## What to work on
Reproduce the data in its entirety, exactly as supplied.

### Extracted entries ###

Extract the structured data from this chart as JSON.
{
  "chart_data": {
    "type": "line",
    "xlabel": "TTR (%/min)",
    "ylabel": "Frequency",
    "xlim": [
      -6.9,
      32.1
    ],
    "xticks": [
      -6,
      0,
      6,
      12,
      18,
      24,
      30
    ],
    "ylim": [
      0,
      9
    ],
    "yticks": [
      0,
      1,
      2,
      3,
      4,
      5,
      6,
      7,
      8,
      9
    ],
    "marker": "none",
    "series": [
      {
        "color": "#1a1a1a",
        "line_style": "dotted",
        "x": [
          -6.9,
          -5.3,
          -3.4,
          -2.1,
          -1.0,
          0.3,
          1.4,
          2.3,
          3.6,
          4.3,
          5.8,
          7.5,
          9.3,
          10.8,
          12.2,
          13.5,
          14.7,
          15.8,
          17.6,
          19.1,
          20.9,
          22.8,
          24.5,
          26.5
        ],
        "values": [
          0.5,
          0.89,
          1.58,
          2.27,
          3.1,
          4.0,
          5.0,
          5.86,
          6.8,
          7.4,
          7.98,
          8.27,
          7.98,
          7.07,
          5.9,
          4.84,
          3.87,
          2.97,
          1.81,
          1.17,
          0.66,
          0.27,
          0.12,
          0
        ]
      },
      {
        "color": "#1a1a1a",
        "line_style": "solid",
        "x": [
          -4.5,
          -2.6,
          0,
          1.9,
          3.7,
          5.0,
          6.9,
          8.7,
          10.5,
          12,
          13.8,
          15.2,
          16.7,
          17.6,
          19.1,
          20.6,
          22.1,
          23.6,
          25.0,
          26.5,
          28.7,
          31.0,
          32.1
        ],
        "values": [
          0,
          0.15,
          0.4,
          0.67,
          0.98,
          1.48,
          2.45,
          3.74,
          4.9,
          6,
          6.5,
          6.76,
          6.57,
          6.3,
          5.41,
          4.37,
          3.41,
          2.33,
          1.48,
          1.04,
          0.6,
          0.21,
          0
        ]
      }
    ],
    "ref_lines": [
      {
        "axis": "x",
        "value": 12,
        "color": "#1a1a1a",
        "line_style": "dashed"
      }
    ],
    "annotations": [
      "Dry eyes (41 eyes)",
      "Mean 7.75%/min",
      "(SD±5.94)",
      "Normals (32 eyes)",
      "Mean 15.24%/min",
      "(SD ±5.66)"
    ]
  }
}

###

## Complete answer
Extract the structured data from this chart as JSON.
{
  "chart_data": {
    "type": "line",
    "xlabel": "TTR (%/min)",
    "ylabel": "Frequency",
    "xlim": [
      -6.9,
      32.1
    ],
    "xticks": [
      -6,
      0,
      6,
      12,
      18,
      24,
      30
    ],
    "ylim": [
      0,
      9
    ],
    "yticks": [
      0,
      1,
      2,
      3,
      4,
      5,
      6,
      7,
      8,
      9
    ],
    "marker": "none",
    "series": [
      {
        "color": "#1a1a1a",
        "line_style": "dotted",
        "x": [
          -6.9,
          -5.3,
          -3.4,
          -2.1,
          -1.0,
          0.3,
          1.4,
          2.3,
          3.6,
          4.3,
          5.8,
          7.5,
          9.3,
          10.8,
          12.2,
          13.5,
          14.7,
          15.8,
          17.6,
          19.1,
          20.9,
          22.8,
          24.5,
          26.5
        ],
        "values": [
          0.5,
          0.89,
          1.58,
          2.27,
          3.1,
          4.0,
          5.0,
          5.86,
          6.8,
          7.4,
          7.98,
          8.27,
          7.98,
          7.07,
          5.9,
          4.84,
          3.87,
          2.97,
          1.81,
          1.17,
          0.66,
          0.27,
          0.12,
          0
        ]
      },
      {
        "color": "#1a1a1a",
        "line_style": "solid",
        "x": [
          -4.5,
          -2.6,
          0,
          1.9,
          3.7,
          5.0,
          6.9,
          8.7,
          10.5,
          12,
          13.8,
          15.2,
          16.7,
          17.6,
          19.1,
          20.6,
          22.1,
          23.6,
          25.0,
          26.5,
          28.7,
          31.0,
          32.1
        ],
        "values": [
          0,
          0.15,
          0.4,
          0.67,
          0.98,
          1.48,
          2.45,
          3.74,
          4.9,
          6,
          6.5,
          6.76,
          6.57,
          6.3,
          5.41,
          4.37,
          3.41,
          2.33,
          1.48,
          1.04,
          0.6,
          0.21,
          0
        ]
      }
    ],
    "ref_lines": [
      {
        "axis": "x",
        "value": 12,
        "color": "#1a1a1a",
        "line_style": "dashed"
      }
    ],
    "annotations": [
      "Dry eyes (41 eyes)",
      "Mean 7.75%/min",
      "(SD±5.94)",
      "Normals (32 eyes)",
      "Mean 15.24%/min",
      "(SD ±5.66)"
    ]
  }
}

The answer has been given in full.